## Goal
Examine the material below. Gather every line in which the string "omezení" appears.

--- start Raw records ---

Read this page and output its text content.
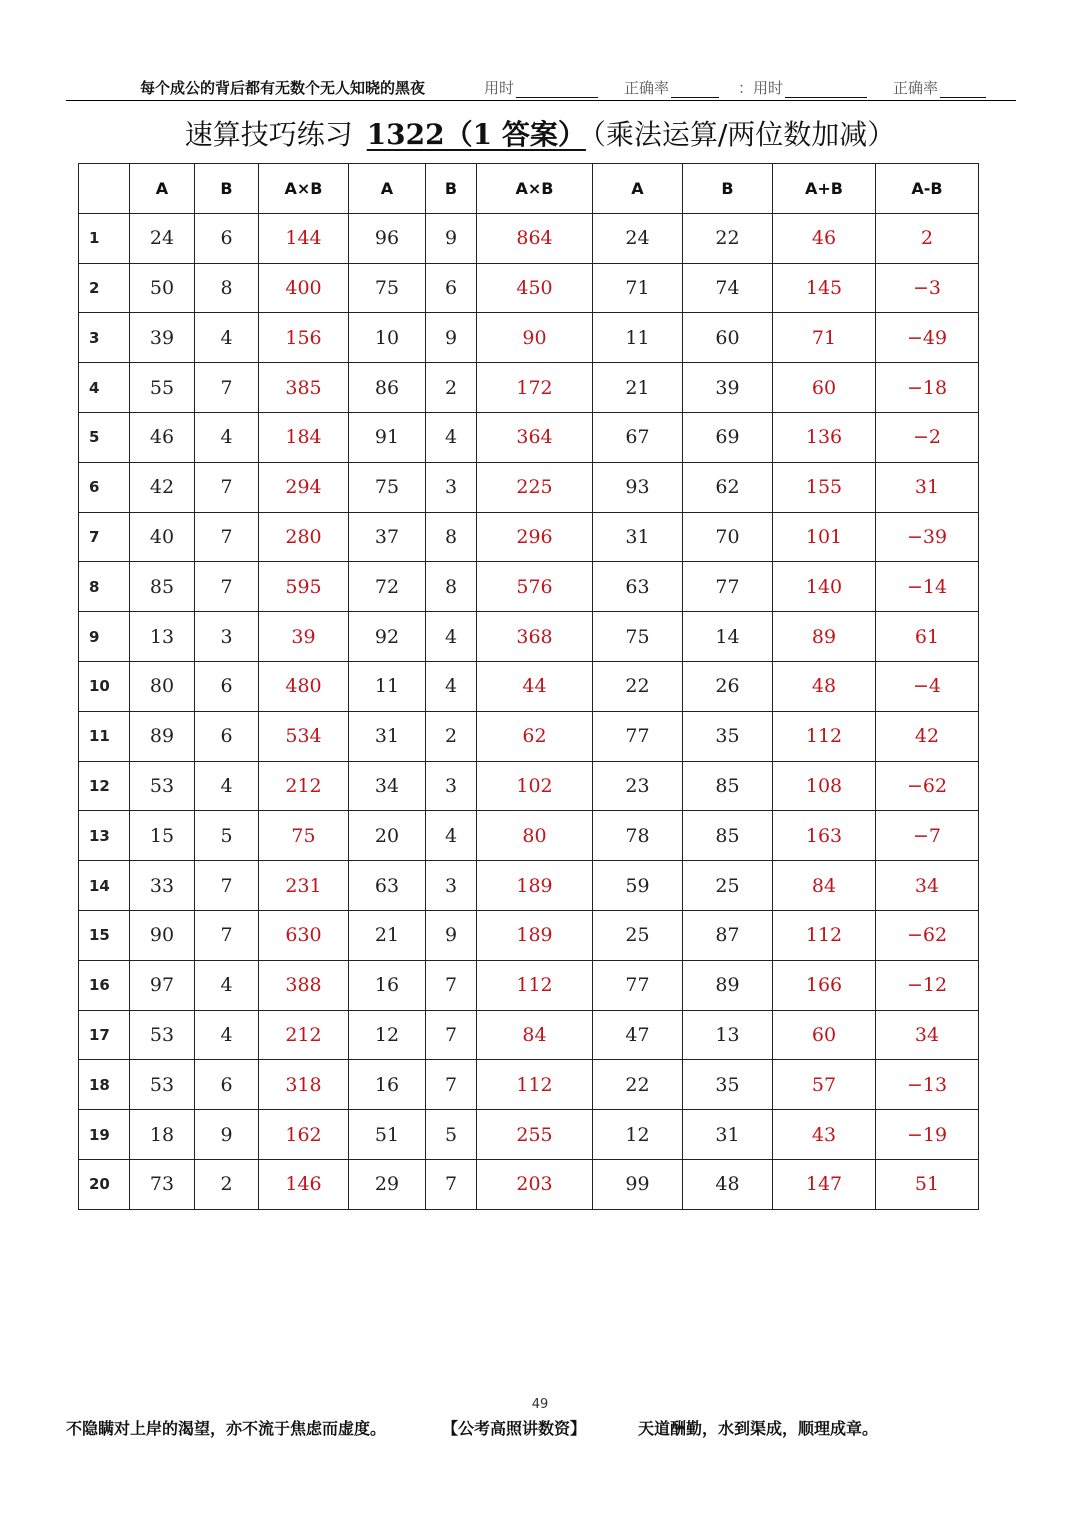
每个成公的背后都有无数个无人知晓的黑夜	用时	正确率	：用时	正确率
速算技巧练习 1322（1 答案） （乘法运算/两位数加减）
	A	B	A×B	A	B	A×B	A	B	A+B	A-B
1	24	6	144	96	9	864	24	22	46	2
2	50	8	400	75	6	450	71	74	145	−3
3	39	4	156	10	9	90	11	60	71	−49
4	55	7	385	86	2	172	21	39	60	−18
5	46	4	184	91	4	364	67	69	136	−2
6	42	7	294	75	3	225	93	62	155	31
7	40	7	280	37	8	296	31	70	101	−39
8	85	7	595	72	8	576	63	77	140	−14
9	13	3	39	92	4	368	75	14	89	61
10	80	6	480	11	4	44	22	26	48	−4
11	89	6	534	31	2	62	77	35	112	42
12	53	4	212	34	3	102	23	85	108	−62
13	15	5	75	20	4	80	78	85	163	−7
14	33	7	231	63	3	189	59	25	84	34
15	90	7	630	21	9	189	25	87	112	−62
16	97	4	388	16	7	112	77	89	166	−12
17	53	4	212	12	7	84	47	13	60	34
18	53	6	318	16	7	112	22	35	57	−13
19	18	9	162	51	5	255	12	31	43	−19
20	73	2	146	29	7	203	99	48	147	51
49
不隐瞒对上岸的渴望，亦不流于焦虑而虚度。	【公考高照讲数资】	天道酬勤，水到渠成，顺理成章。
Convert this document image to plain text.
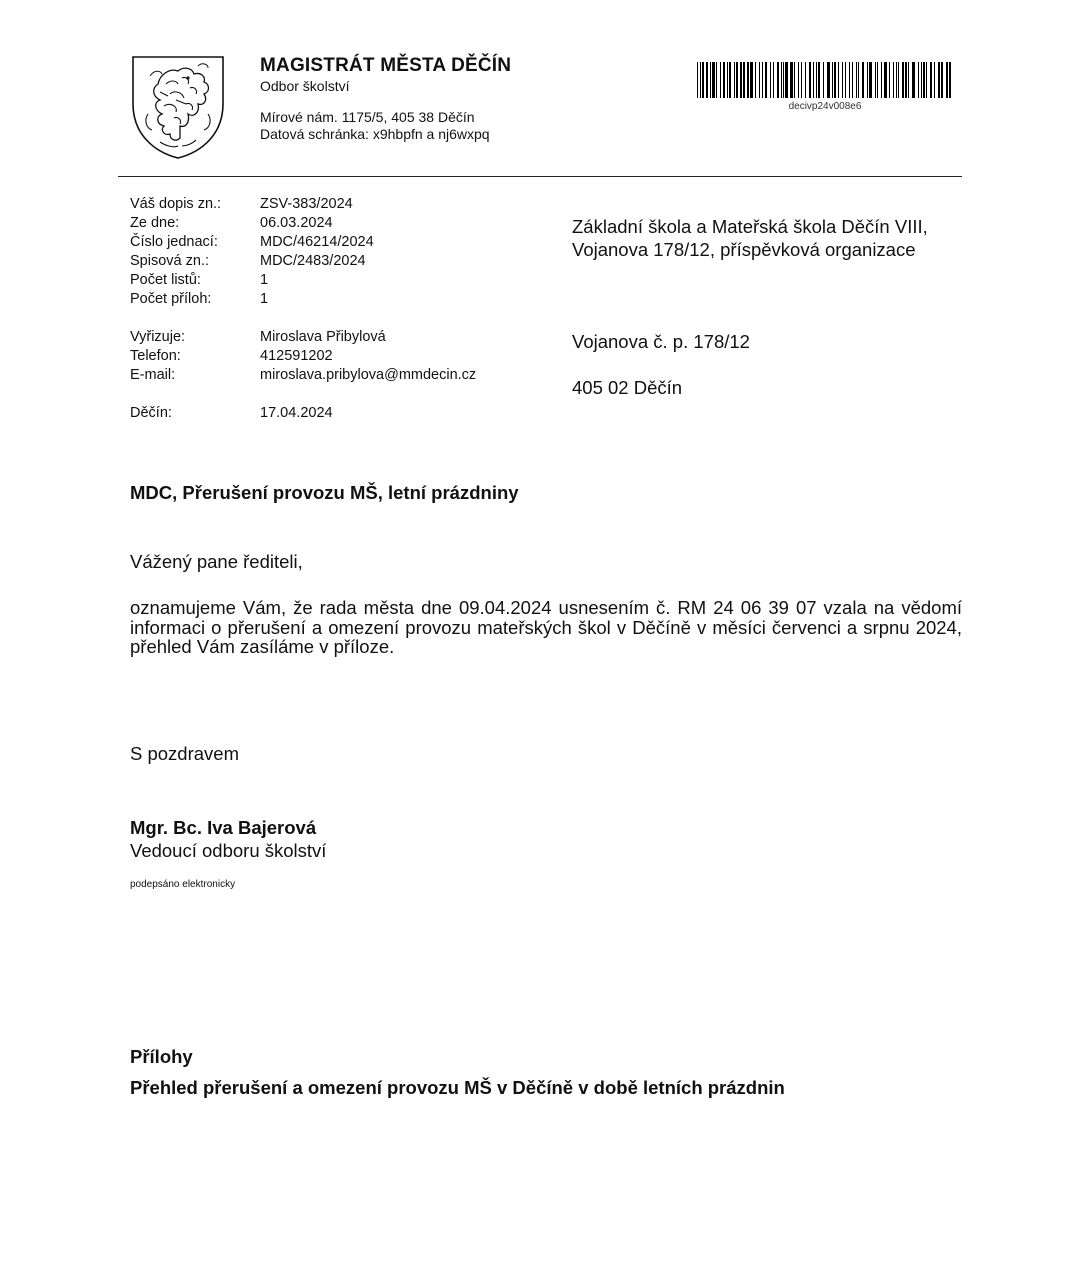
MAGISTRÁT MĚSTA DĚČÍN
Odbor školství
Mírové nám. 1175/5, 405 38 Děčín
Datová schránka: x9hbpfn a nj6wxpq
decivp24v008e6
Váš dopis zn.:	ZSV-383/2024
Ze dne:	06.03.2024
Číslo jednací:	MDC/46214/2024
Spisová zn.:	MDC/2483/2024
Počet listů:	1
Počet příloh:	1
Vyřizuje:	Miroslava Přibylová
Telefon:	412591202
E-mail:	miroslava.pribylova@mmdecin.cz
Děčín:	17.04.2024
Základní škola a Mateřská škola Děčín VIII,
Vojanova 178/12, příspěvková organizace
Vojanova č. p. 178/12
405 02 Děčín
MDC, Přerušení provozu MŠ, letní prázdniny
Vážený pane řediteli,
oznamujeme Vám, že rada města dne 09.04.2024 usnesením č. RM 24 06 39 07 vzala na vědomí informaci o přerušení a omezení provozu mateřských škol v Děčíně v měsíci červenci a srpnu 2024, přehled Vám zasíláme v příloze.
S pozdravem
Mgr. Bc. Iva Bajerová
Vedoucí odboru školství
podepsáno elektronicky
Přílohy
Přehled přerušení a omezení provozu MŠ v Děčíně v době letních prázdnin
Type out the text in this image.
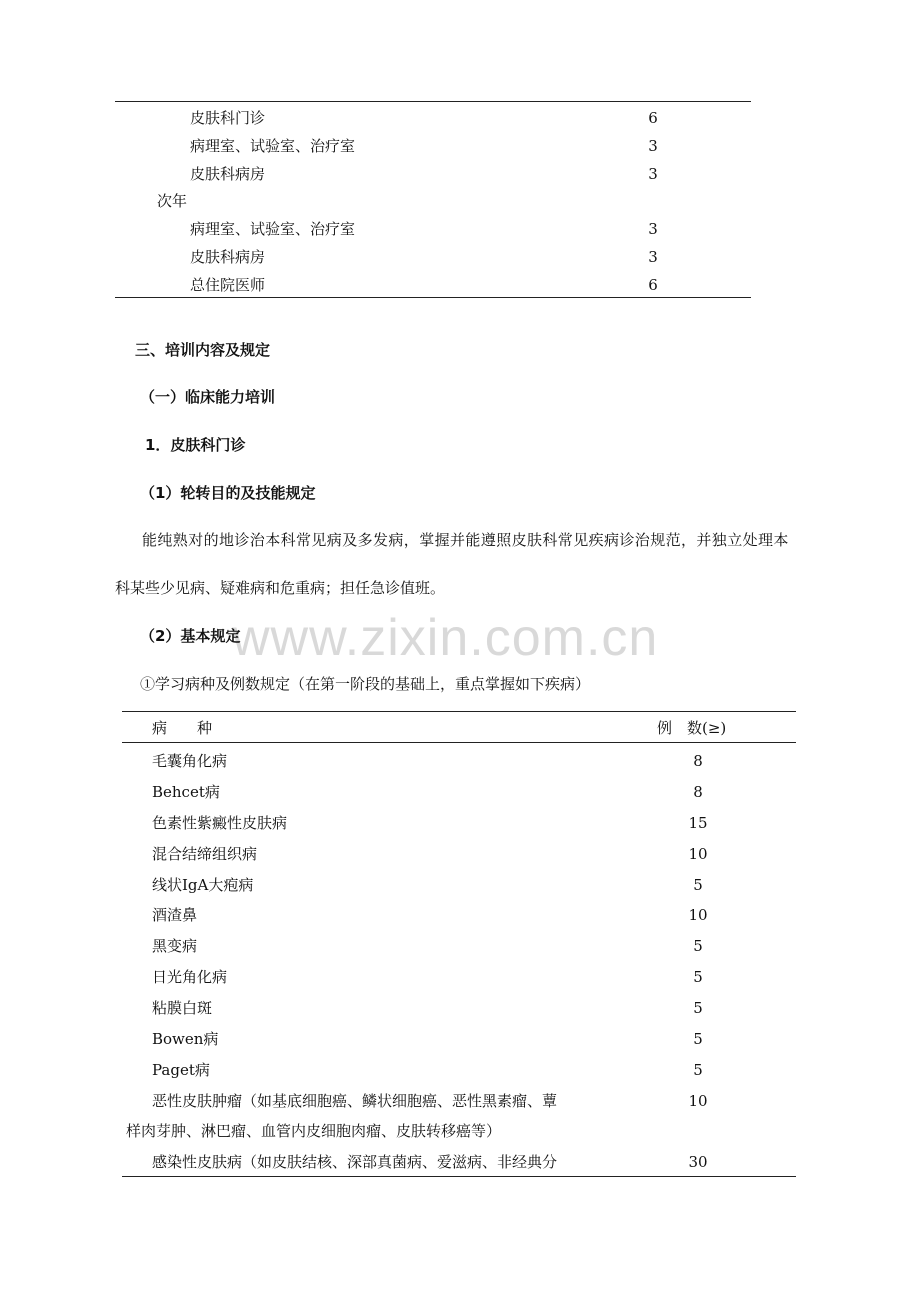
www.zixin.com.cn
皮肤科门诊	6
病理室、试验室、治疗室	3
皮肤科病房	3
次年
病理室、试验室、治疗室	3
皮肤科病房	3
总住院医师	6
三、培训内容及规定
（一）临床能力培训
1．皮肤科门诊
（1）轮转目的及技能规定
能纯熟对的地诊治本科常见病及多发病，掌握并能遵照皮肤科常见疾病诊治规范，并独立处理本
科某些少见病、疑难病和危重病；担任急诊值班。
（2）基本规定
①学习病种及例数规定（在第一阶段的基础上，重点掌握如下疾病）
病　　种	例　数(≥)
毛囊角化病	8
Behcet病	8
色素性紫癜性皮肤病	15
混合结缔组织病	10
线状IgA大疱病	5
酒渣鼻	10
黑变病	5
日光角化病	5
粘膜白斑	5
Bowen病	5
Paget病	5
恶性皮肤肿瘤（如基底细胞癌、鳞状细胞癌、恶性黑素瘤、蕈	10
样肉芽肿、淋巴瘤、血管内皮细胞肉瘤、皮肤转移癌等）
感染性皮肤病（如皮肤结核、深部真菌病、爱滋病、非经典分	30
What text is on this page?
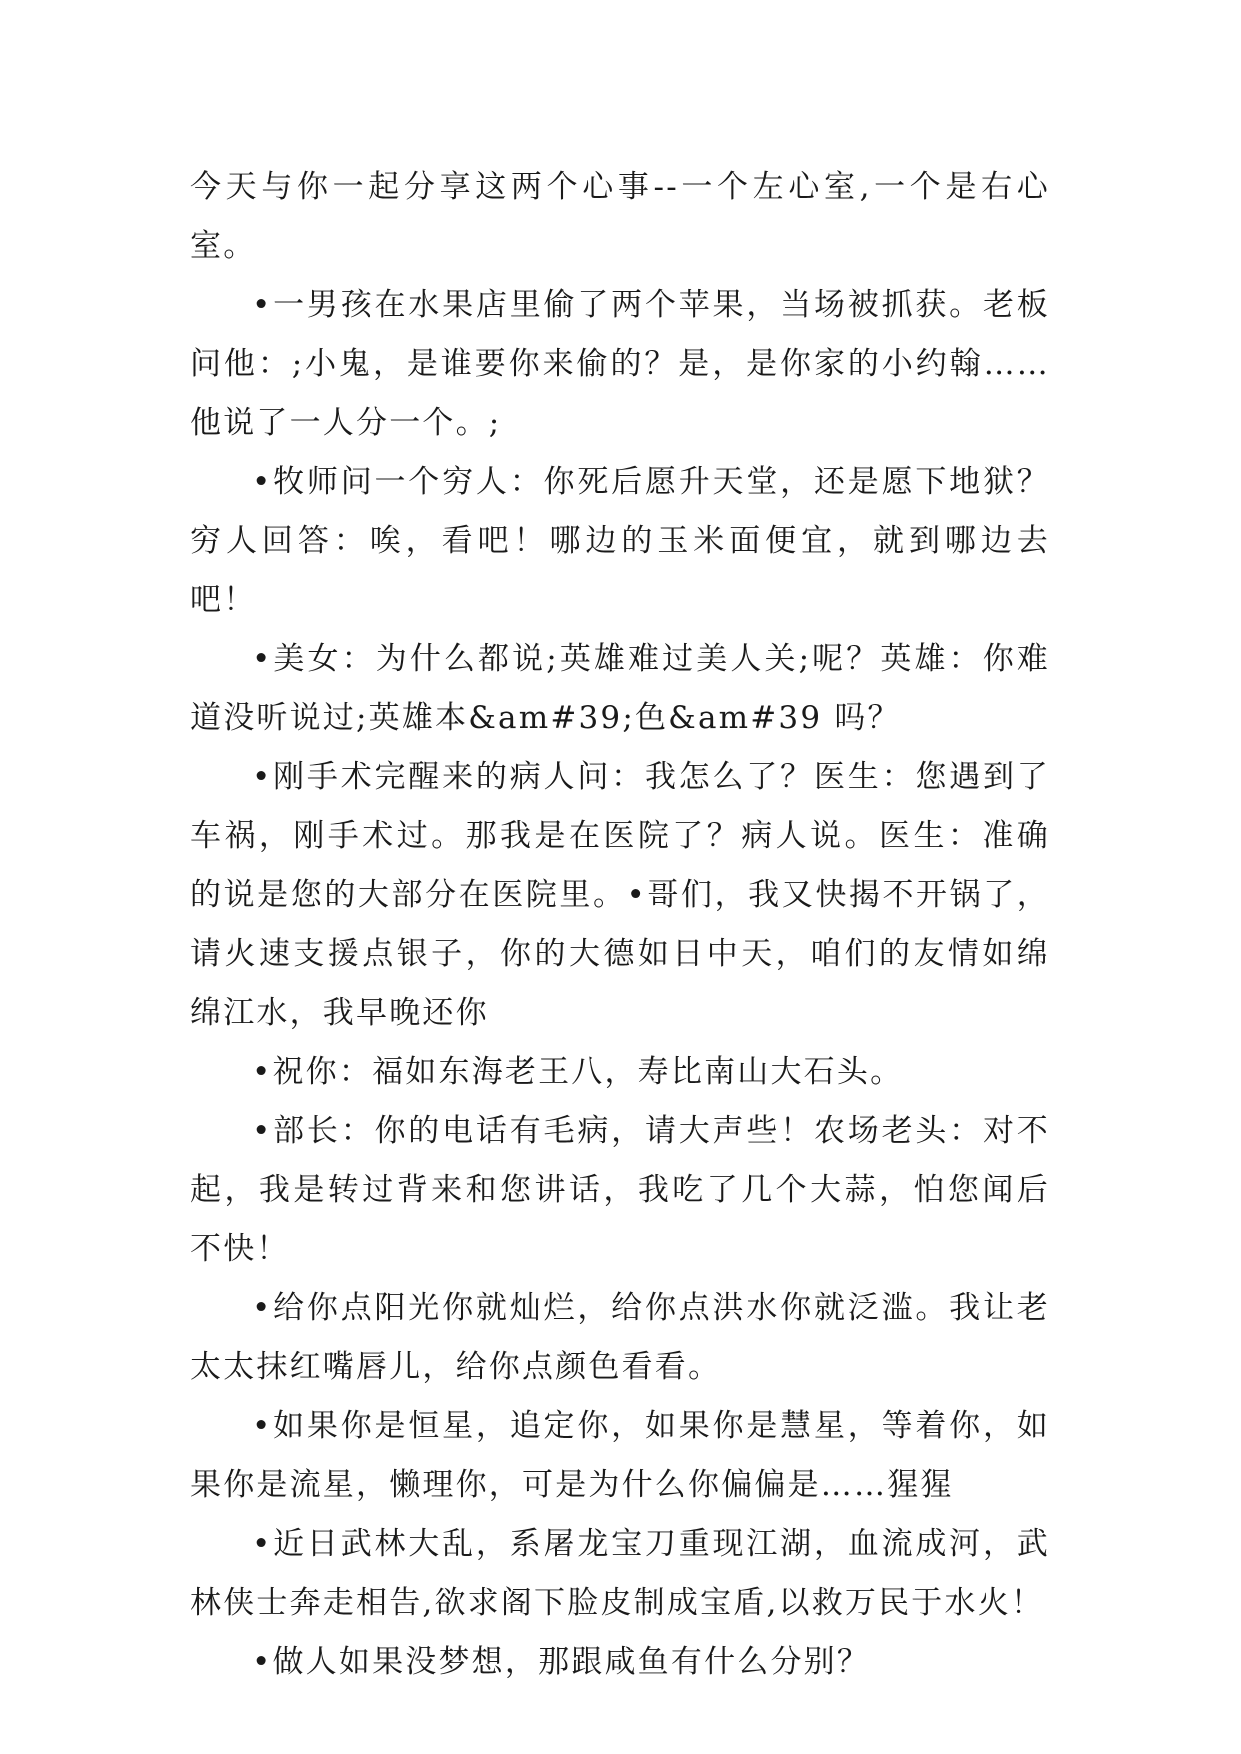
今天与你一起分享这两个心事--一个左心室,一个是右心室。

•一男孩在水果店里偷了两个苹果，当场被抓获。老板问他：;小鬼，是谁要你来偷的？是，是你家的小约翰……他说了一人分一个。;

•牧师问一个穷人：你死后愿升天堂，还是愿下地狱？穷人回答：唉，看吧！哪边的玉米面便宜，就到哪边去吧！

•美女：为什么都说;英雄难过美人关;呢？英雄：你难道没听说过;英雄本&am#39;色&am#39 吗？

•刚手术完醒来的病人问：我怎么了？医生：您遇到了车祸，刚手术过。那我是在医院了？病人说。医生：准确的说是您的大部分在医院里。•哥们，我又快揭不开锅了，请火速支援点银子，你的大德如日中天，咱们的友情如绵绵江水，我早晚还你

•祝你：福如东海老王八，寿比南山大石头。

•部长：你的电话有毛病，请大声些！农场老头：对不起，我是转过背来和您讲话，我吃了几个大蒜，怕您闻后不快！

•给你点阳光你就灿烂，给你点洪水你就泛滥。我让老太太抹红嘴唇儿，给你点颜色看看。

•如果你是恒星，追定你，如果你是慧星，等着你，如果你是流星，懒理你，可是为什么你偏偏是……猩猩

•近日武林大乱，系屠龙宝刀重现江湖，血流成河，武林侠士奔走相告,欲求阁下脸皮制成宝盾,以救万民于水火！

•做人如果没梦想，那跟咸鱼有什么分别？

--- end Raw records ---

## Task response
oznamujeme Vám, že rada města dne 09.04.2024 usnesením č. RM 24 06 39 07 vzala na vědomí informaci o přerušení a omezení provozu mateřských škol v Děčíně v měsíci červenci a srpnu 2024, přehled Vám zasíláme v příloze.
Přehled přerušení a omezení provozu MŠ v Děčíně v době letních prázdnin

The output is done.